* start Input material *
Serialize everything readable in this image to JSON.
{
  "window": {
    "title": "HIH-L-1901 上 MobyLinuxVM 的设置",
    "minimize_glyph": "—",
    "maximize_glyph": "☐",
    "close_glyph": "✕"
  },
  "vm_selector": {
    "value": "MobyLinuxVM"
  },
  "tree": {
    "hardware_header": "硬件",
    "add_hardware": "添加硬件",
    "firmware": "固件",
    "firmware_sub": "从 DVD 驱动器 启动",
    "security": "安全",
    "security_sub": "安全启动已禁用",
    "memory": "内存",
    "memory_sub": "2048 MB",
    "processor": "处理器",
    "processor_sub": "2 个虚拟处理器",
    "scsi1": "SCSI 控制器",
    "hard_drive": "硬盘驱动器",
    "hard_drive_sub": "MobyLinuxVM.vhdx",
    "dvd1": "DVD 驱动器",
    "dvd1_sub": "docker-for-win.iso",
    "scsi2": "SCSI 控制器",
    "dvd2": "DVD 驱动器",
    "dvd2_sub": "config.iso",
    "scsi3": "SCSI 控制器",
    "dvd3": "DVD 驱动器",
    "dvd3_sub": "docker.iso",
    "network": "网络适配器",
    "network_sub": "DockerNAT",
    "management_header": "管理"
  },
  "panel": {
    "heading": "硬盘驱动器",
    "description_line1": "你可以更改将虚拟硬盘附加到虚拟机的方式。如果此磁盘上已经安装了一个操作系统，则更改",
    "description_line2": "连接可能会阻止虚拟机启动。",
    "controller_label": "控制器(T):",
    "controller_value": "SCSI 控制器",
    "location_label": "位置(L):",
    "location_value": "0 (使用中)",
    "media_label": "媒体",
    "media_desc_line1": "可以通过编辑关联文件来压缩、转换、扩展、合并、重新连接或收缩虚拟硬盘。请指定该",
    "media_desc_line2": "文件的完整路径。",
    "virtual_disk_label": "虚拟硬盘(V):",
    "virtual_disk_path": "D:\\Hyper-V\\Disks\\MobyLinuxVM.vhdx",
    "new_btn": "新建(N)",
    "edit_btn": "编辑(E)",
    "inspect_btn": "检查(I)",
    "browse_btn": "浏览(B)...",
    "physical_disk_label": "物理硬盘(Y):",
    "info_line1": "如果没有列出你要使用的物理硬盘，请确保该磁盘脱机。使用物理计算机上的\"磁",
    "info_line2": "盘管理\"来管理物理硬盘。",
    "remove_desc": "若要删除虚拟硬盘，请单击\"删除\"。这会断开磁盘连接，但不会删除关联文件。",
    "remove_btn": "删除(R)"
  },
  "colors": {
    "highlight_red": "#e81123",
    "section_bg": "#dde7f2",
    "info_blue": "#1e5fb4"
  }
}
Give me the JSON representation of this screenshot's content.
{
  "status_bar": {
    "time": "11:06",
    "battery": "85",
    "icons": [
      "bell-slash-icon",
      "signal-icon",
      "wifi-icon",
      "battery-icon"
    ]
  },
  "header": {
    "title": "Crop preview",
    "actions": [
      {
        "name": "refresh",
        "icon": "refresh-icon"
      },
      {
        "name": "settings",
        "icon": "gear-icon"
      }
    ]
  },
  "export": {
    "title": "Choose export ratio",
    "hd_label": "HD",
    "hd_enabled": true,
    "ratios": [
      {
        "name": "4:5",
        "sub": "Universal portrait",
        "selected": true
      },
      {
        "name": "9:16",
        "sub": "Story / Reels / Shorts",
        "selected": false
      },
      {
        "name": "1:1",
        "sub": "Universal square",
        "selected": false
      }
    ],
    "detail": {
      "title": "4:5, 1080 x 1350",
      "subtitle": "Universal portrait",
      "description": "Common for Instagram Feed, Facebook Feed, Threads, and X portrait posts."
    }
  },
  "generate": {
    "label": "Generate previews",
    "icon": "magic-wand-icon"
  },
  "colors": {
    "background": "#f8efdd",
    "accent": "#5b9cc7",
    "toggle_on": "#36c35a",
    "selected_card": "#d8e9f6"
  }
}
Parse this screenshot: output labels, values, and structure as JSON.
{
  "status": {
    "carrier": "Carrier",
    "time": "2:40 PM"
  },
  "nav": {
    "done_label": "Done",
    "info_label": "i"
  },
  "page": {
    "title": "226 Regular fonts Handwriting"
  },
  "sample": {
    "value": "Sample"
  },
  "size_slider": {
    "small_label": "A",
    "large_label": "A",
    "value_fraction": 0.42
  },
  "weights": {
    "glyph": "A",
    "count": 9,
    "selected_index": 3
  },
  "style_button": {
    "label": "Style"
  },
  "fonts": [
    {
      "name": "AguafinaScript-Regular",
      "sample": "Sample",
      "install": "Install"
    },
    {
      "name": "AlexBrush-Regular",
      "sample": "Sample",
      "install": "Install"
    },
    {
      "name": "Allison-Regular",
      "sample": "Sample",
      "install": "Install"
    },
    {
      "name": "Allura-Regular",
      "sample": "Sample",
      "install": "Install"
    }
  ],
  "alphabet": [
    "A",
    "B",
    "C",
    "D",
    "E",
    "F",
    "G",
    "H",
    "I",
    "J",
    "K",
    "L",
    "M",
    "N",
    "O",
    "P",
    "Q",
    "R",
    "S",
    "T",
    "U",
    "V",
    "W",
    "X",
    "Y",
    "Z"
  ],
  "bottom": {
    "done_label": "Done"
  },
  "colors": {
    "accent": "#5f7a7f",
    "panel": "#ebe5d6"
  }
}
* end Input material *
__Work instructions__
Copy all the records above precisely.

__Reply__
Serialize everything readable in this image to JSON.
{
  "window": {
    "title": "HIH-L-1901 上 MobyLinuxVM 的设置",
    "minimize_glyph": "—",
    "maximize_glyph": "☐",
    "close_glyph": "✕"
  },
  "vm_selector": {
    "value": "MobyLinuxVM"
  },
  "tree": {
    "hardware_header": "硬件",
    "add_hardware": "添加硬件",
    "firmware": "固件",
    "firmware_sub": "从 DVD 驱动器 启动",
    "security": "安全",
    "security_sub": "安全启动已禁用",
    "memory": "内存",
    "memory_sub": "2048 MB",
    "processor": "处理器",
    "processor_sub": "2 个虚拟处理器",
    "scsi1": "SCSI 控制器",
    "hard_drive": "硬盘驱动器",
    "hard_drive_sub": "MobyLinuxVM.vhdx",
    "dvd1": "DVD 驱动器",
    "dvd1_sub": "docker-for-win.iso",
    "scsi2": "SCSI 控制器",
    "dvd2": "DVD 驱动器",
    "dvd2_sub": "config.iso",
    "scsi3": "SCSI 控制器",
    "dvd3": "DVD 驱动器",
    "dvd3_sub": "docker.iso",
    "network": "网络适配器",
    "network_sub": "DockerNAT",
    "management_header": "管理"
  },
  "panel": {
    "heading": "硬盘驱动器",
    "description_line1": "你可以更改将虚拟硬盘附加到虚拟机的方式。如果此磁盘上已经安装了一个操作系统，则更改",
    "description_line2": "连接可能会阻止虚拟机启动。",
    "controller_label": "控制器(T):",
    "controller_value": "SCSI 控制器",
    "location_label": "位置(L):",
    "location_value": "0 (使用中)",
    "media_label": "媒体",
    "media_desc_line1": "可以通过编辑关联文件来压缩、转换、扩展、合并、重新连接或收缩虚拟硬盘。请指定该",
    "media_desc_line2": "文件的完整路径。",
    "virtual_disk_label": "虚拟硬盘(V):",
    "virtual_disk_path": "D:\\Hyper-V\\Disks\\MobyLinuxVM.vhdx",
    "new_btn": "新建(N)",
    "edit_btn": "编辑(E)",
    "inspect_btn": "检查(I)",
    "browse_btn": "浏览(B)...",
    "physical_disk_label": "物理硬盘(Y):",
    "info_line1": "如果没有列出你要使用的物理硬盘，请确保该磁盘脱机。使用物理计算机上的\"磁",
    "info_line2": "盘管理\"来管理物理硬盘。",
    "remove_desc": "若要删除虚拟硬盘，请单击\"删除\"。这会断开磁盘连接，但不会删除关联文件。",
    "remove_btn": "删除(R)"
  },
  "colors": {
    "highlight_red": "#e81123",
    "section_bg": "#dde7f2",
    "info_blue": "#1e5fb4"
  }
}
Give me the JSON representation of this screenshot's content.
{
  "status_bar": {
    "time": "11:06",
    "battery": "85",
    "icons": [
      "bell-slash-icon",
      "signal-icon",
      "wifi-icon",
      "battery-icon"
    ]
  },
  "header": {
    "title": "Crop preview",
    "actions": [
      {
        "name": "refresh",
        "icon": "refresh-icon"
      },
      {
        "name": "settings",
        "icon": "gear-icon"
      }
    ]
  },
  "export": {
    "title": "Choose export ratio",
    "hd_label": "HD",
    "hd_enabled": true,
    "ratios": [
      {
        "name": "4:5",
        "sub": "Universal portrait",
        "selected": true
      },
      {
        "name": "9:16",
        "sub": "Story / Reels / Shorts",
        "selected": false
      },
      {
        "name": "1:1",
        "sub": "Universal square",
        "selected": false
      }
    ],
    "detail": {
      "title": "4:5, 1080 x 1350",
      "subtitle": "Universal portrait",
      "description": "Common for Instagram Feed, Facebook Feed, Threads, and X portrait posts."
    }
  },
  "generate": {
    "label": "Generate previews",
    "icon": "magic-wand-icon"
  },
  "colors": {
    "background": "#f8efdd",
    "accent": "#5b9cc7",
    "toggle_on": "#36c35a",
    "selected_card": "#d8e9f6"
  }
}
Parse this screenshot: output labels, values, and structure as JSON.
{
  "status": {
    "carrier": "Carrier",
    "time": "2:40 PM"
  },
  "nav": {
    "done_label": "Done",
    "info_label": "i"
  },
  "page": {
    "title": "226 Regular fonts Handwriting"
  },
  "sample": {
    "value": "Sample"
  },
  "size_slider": {
    "small_label": "A",
    "large_label": "A",
    "value_fraction": 0.42
  },
  "weights": {
    "glyph": "A",
    "count": 9,
    "selected_index": 3
  },
  "style_button": {
    "label": "Style"
  },
  "fonts": [
    {
      "name": "AguafinaScript-Regular",
      "sample": "Sample",
      "install": "Install"
    },
    {
      "name": "AlexBrush-Regular",
      "sample": "Sample",
      "install": "Install"
    },
    {
      "name": "Allison-Regular",
      "sample": "Sample",
      "install": "Install"
    },
    {
      "name": "Allura-Regular",
      "sample": "Sample",
      "install": "Install"
    }
  ],
  "alphabet": [
    "A",
    "B",
    "C",
    "D",
    "E",
    "F",
    "G",
    "H",
    "I",
    "J",
    "K",
    "L",
    "M",
    "N",
    "O",
    "P",
    "Q",
    "R",
    "S",
    "T",
    "U",
    "V",
    "W",
    "X",
    "Y",
    "Z"
  ],
  "bottom": {
    "done_label": "Done"
  },
  "colors": {
    "accent": "#5f7a7f",
    "panel": "#ebe5d6"
  }
}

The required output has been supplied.